## BEGIN RECORDS FOR THIS TASK
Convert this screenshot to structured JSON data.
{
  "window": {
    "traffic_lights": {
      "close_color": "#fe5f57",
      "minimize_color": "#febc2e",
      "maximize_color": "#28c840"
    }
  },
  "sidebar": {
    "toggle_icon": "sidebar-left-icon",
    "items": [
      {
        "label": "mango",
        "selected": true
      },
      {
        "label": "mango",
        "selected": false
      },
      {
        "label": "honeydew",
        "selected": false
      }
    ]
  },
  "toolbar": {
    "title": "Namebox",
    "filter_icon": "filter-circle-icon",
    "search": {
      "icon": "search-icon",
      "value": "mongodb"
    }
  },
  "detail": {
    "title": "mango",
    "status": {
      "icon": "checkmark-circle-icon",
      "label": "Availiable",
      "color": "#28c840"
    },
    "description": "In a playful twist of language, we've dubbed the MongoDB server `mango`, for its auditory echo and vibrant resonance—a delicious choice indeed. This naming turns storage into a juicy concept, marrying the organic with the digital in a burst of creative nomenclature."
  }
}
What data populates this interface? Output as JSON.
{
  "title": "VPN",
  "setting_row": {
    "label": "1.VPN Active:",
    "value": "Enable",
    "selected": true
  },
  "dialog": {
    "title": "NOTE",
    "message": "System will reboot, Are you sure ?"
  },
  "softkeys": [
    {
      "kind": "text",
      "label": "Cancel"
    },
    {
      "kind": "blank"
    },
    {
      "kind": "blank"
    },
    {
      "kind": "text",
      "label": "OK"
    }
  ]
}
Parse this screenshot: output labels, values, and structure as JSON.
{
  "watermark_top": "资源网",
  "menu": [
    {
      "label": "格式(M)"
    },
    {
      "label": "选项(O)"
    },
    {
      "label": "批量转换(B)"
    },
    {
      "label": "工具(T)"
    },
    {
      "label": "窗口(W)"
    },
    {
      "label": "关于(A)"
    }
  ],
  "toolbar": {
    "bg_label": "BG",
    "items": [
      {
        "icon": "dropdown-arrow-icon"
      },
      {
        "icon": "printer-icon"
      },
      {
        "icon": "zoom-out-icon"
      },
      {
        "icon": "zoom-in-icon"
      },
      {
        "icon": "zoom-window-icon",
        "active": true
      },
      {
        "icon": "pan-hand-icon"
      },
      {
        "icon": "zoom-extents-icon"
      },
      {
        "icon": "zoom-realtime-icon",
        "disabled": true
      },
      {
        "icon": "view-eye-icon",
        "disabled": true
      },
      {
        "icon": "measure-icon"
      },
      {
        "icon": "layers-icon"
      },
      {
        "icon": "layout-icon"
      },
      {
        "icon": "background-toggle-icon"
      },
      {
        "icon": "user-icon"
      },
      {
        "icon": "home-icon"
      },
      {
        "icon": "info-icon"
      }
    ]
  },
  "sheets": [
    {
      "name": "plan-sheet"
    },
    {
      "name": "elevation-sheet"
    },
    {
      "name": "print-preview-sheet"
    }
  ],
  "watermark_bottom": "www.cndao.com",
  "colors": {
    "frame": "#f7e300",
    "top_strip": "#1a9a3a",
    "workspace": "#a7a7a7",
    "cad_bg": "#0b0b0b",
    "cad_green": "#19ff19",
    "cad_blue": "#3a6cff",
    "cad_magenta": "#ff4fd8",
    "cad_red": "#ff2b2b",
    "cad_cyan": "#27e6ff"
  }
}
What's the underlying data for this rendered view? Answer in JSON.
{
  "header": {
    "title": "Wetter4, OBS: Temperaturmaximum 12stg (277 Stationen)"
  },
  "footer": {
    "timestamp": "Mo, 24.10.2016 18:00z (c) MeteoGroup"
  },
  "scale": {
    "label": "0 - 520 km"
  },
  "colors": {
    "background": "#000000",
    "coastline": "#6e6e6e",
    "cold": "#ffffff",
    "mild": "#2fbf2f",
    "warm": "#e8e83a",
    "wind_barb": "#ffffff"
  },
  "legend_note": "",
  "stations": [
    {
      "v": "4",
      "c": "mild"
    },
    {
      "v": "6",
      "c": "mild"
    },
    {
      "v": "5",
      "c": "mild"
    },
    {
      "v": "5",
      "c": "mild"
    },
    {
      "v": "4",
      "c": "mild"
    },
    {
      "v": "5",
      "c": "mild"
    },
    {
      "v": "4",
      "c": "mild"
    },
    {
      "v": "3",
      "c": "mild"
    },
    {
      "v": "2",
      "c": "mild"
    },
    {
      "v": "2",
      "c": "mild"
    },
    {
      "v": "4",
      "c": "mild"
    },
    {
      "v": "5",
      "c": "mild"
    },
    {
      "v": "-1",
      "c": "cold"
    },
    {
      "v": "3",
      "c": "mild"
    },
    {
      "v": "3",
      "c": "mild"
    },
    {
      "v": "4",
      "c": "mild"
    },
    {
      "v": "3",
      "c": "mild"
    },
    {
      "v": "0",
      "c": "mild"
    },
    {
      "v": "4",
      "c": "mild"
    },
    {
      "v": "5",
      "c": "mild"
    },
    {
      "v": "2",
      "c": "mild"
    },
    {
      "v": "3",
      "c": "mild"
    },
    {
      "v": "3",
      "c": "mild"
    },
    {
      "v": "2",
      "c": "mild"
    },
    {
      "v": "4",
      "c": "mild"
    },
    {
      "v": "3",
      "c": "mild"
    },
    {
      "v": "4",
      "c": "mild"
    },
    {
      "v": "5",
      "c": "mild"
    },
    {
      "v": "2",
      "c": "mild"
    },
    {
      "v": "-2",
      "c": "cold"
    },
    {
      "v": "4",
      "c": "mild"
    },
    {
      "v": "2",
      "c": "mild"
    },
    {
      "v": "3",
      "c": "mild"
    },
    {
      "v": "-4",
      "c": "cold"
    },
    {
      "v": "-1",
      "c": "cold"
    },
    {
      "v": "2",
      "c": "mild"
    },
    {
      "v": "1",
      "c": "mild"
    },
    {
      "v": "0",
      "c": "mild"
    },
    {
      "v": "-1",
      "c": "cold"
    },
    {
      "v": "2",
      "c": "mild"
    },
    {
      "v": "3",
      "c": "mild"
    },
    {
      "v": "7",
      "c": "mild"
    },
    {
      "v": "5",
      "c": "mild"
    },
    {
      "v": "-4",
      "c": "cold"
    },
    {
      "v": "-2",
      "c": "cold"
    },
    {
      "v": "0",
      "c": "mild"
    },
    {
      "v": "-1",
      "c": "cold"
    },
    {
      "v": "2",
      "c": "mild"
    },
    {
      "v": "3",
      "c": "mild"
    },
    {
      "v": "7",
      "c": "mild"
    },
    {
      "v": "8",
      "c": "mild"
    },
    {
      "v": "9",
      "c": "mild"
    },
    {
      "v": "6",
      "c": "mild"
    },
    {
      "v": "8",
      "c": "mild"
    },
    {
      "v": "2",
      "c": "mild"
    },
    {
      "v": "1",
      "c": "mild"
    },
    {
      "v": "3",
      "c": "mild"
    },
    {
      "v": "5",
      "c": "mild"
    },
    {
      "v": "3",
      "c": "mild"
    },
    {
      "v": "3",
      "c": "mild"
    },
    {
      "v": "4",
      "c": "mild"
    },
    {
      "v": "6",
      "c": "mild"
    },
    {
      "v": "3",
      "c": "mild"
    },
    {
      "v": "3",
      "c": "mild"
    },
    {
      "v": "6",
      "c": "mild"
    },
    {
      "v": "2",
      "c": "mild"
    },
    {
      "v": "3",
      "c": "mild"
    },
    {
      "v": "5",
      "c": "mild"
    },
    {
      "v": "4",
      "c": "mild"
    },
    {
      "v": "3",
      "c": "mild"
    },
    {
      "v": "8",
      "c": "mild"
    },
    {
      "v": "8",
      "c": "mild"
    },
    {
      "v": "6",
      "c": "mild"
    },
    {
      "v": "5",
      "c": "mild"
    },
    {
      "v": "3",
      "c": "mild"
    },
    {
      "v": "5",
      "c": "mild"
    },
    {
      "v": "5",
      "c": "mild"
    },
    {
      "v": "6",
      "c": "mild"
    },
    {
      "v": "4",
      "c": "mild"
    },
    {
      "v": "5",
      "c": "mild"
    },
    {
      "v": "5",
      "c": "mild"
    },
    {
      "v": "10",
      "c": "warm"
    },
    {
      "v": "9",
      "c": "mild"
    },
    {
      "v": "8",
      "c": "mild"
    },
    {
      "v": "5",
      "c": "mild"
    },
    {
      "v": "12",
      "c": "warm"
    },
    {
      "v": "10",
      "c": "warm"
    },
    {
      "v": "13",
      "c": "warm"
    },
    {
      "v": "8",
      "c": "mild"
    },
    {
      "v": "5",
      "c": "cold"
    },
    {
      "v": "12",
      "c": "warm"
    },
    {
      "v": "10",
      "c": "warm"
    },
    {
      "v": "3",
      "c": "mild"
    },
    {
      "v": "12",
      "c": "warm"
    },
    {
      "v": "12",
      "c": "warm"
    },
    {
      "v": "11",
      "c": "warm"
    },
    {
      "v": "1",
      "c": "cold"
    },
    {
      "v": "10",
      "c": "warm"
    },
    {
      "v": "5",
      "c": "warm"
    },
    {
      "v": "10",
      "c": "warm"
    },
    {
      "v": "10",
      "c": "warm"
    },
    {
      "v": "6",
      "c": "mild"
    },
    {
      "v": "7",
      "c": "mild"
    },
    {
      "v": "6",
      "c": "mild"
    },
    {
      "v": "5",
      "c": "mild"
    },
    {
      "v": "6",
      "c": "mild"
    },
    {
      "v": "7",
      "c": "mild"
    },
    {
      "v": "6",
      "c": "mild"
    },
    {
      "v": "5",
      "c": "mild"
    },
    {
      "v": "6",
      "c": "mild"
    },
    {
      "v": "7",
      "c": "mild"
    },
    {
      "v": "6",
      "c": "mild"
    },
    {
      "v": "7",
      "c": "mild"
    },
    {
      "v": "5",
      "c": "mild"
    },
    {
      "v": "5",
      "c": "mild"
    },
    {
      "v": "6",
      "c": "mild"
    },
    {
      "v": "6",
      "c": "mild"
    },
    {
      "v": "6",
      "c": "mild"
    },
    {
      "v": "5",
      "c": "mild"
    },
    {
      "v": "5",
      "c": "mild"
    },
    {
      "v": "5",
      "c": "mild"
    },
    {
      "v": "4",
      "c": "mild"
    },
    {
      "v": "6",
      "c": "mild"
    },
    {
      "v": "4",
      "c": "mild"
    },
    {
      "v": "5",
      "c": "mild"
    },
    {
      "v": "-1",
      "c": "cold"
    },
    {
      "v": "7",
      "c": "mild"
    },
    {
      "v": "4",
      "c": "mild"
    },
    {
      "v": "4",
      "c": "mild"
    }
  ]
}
## END RECORDS FOR THIS TASK
WORK TO COMPLETE: Which lines include "selected"? Copy each of them out.

OUTPUT OF THE TASK:
        "selected": true
        "selected": false
        "selected": false
    "selected": true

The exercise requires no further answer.